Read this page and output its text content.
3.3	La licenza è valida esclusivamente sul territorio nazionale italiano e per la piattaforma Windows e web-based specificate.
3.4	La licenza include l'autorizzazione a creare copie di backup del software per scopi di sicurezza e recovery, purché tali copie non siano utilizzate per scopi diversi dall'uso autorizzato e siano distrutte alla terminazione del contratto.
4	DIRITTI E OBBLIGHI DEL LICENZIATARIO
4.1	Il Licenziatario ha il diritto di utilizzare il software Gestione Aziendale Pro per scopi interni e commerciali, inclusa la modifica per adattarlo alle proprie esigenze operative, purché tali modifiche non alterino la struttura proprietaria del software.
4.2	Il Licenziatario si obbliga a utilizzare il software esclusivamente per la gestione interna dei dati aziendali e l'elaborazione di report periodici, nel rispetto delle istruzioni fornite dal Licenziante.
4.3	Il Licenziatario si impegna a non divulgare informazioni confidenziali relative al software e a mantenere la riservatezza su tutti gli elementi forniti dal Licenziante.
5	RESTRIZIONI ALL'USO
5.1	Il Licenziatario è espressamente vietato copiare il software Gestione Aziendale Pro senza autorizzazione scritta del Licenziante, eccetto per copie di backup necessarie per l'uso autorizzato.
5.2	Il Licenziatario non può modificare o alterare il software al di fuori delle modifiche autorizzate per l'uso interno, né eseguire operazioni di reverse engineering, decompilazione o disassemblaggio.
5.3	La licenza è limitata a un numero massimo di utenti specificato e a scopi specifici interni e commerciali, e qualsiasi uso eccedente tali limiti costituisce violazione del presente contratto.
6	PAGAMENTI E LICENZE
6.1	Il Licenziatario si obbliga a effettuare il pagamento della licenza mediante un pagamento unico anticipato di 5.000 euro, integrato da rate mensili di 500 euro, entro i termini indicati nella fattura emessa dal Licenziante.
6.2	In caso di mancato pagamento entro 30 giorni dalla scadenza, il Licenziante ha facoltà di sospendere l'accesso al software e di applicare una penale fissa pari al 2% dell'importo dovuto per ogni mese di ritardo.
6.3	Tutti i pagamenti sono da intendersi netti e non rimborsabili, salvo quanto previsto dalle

**Exercise instructions:** Copy down every line of the material above that includes the string "esclusivamente".

**Solution to this problem:**
3.3	La licenza è valida esclusivamente sul territorio nazionale italiano e per la piattaforma Windows e web-based specificate.
4.2	Il Licenziatario si obbliga a utilizzare il software esclusivamente per la gestione interna dei dati aziendali e l'elaborazione di report periodici, nel rispetto delle istruzioni fornite dal Licenziante.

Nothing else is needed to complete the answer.